> **CHALLENGE**: Find each line containing the string "data". Copy it.

> **INFORMATION GIVEN**:
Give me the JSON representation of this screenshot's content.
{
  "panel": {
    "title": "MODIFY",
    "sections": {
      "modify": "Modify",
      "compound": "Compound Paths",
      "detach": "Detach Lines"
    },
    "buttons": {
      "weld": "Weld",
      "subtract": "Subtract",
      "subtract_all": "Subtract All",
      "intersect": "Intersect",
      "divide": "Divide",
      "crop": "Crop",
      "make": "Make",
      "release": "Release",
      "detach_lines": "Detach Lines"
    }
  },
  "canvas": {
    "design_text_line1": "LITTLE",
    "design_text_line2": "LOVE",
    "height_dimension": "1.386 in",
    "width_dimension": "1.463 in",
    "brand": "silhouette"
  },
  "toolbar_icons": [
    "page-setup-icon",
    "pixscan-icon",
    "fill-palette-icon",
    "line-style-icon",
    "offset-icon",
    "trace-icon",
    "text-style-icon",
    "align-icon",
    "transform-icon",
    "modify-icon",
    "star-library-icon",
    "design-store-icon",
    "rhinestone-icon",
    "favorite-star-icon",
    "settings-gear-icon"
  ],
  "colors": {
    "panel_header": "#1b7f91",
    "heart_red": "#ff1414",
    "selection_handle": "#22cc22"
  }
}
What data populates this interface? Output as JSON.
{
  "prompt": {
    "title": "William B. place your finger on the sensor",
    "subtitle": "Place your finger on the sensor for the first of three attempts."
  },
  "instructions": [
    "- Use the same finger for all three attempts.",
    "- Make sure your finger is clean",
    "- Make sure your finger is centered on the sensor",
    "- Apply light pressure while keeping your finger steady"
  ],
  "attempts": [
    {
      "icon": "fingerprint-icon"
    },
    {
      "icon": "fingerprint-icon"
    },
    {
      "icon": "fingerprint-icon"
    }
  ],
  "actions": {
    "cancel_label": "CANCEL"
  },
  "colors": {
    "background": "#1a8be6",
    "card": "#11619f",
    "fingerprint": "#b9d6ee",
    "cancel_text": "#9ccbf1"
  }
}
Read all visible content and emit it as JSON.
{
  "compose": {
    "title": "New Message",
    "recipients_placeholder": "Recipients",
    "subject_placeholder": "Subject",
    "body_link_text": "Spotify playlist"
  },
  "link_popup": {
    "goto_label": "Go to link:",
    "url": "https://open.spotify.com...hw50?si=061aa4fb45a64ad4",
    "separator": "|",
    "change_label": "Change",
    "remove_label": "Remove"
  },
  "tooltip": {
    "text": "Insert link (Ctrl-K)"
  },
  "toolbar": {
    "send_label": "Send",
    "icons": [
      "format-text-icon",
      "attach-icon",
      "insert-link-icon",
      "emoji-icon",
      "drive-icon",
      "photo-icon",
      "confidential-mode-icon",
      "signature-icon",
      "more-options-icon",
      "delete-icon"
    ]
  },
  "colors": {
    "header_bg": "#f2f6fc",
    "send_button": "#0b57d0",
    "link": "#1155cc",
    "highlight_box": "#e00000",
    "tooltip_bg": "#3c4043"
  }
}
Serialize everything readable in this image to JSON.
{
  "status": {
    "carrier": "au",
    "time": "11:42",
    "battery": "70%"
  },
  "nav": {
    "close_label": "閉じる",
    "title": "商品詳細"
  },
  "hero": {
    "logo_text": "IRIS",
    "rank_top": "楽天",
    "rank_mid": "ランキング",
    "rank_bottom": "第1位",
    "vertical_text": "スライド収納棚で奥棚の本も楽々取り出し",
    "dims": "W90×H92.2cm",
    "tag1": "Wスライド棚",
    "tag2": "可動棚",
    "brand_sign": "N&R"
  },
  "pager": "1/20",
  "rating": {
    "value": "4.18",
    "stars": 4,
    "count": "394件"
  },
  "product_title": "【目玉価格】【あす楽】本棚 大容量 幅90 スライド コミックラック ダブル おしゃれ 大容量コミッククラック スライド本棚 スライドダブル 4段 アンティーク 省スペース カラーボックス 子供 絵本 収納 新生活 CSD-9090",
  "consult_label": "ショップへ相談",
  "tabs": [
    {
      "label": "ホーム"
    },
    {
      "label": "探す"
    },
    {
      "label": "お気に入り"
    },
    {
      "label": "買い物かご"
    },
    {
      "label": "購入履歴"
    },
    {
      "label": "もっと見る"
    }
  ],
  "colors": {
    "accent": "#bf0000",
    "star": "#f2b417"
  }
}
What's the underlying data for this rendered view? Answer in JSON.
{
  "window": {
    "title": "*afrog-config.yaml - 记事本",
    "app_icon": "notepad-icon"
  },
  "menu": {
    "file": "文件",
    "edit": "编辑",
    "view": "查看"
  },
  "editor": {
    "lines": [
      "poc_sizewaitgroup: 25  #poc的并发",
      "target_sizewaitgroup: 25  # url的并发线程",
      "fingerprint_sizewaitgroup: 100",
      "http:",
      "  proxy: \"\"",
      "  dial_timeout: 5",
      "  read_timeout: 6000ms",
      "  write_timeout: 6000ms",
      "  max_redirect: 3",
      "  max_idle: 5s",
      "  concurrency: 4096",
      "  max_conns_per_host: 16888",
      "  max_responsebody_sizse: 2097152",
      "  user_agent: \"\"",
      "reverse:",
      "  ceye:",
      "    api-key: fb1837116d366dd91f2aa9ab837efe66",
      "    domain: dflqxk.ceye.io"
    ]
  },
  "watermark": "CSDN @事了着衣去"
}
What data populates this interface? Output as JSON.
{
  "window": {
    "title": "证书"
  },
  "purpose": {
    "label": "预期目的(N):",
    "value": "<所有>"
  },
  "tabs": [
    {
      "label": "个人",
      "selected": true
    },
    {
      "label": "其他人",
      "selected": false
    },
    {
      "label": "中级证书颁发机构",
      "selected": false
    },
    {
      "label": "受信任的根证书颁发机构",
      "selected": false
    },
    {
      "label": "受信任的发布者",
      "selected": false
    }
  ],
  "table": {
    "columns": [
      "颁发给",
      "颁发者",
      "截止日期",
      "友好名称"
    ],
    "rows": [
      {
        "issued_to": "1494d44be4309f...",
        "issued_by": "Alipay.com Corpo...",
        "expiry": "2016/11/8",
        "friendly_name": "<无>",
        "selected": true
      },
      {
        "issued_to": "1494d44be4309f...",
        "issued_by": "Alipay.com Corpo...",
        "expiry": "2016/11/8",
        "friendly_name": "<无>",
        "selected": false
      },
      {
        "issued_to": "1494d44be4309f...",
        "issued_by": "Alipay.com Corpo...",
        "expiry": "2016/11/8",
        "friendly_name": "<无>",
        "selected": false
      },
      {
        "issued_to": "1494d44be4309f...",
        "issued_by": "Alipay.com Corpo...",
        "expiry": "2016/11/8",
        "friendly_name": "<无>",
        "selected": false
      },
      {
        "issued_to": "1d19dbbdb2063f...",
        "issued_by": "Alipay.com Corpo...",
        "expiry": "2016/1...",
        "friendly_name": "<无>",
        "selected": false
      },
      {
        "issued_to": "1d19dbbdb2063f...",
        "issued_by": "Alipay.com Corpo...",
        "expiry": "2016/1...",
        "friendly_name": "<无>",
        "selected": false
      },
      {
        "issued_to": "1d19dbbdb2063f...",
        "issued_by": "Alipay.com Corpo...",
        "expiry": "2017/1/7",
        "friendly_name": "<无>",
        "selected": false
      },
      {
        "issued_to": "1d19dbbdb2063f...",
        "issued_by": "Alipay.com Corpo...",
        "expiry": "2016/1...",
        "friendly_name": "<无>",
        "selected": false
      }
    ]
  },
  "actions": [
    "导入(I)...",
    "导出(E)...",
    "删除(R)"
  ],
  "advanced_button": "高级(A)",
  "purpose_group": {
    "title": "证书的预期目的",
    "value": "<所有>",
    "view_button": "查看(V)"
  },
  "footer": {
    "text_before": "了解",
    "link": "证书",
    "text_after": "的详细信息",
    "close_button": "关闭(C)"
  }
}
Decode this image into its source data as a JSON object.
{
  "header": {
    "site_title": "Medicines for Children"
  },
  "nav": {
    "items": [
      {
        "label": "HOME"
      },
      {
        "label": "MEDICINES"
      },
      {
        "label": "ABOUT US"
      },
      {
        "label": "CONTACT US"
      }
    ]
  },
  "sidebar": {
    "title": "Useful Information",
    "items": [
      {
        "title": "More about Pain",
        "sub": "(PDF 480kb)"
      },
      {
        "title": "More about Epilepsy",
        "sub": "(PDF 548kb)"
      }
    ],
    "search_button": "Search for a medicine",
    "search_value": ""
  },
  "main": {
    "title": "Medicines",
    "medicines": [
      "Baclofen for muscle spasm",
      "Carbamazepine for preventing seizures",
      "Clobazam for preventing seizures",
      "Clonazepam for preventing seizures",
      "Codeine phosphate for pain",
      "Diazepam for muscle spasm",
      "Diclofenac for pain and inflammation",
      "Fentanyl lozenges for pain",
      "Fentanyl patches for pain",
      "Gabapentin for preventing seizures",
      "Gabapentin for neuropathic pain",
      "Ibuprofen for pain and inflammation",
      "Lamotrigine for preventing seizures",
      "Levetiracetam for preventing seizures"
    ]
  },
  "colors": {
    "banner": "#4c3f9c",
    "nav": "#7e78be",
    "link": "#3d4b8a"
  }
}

> **SOLUTION BELOW**:
What data populates this interface? Output as JSON.
What's the underlying data for this rendered view? Answer in JSON.
What data populates this interface? Output as JSON.
Decode this image into its source data as a JSON object.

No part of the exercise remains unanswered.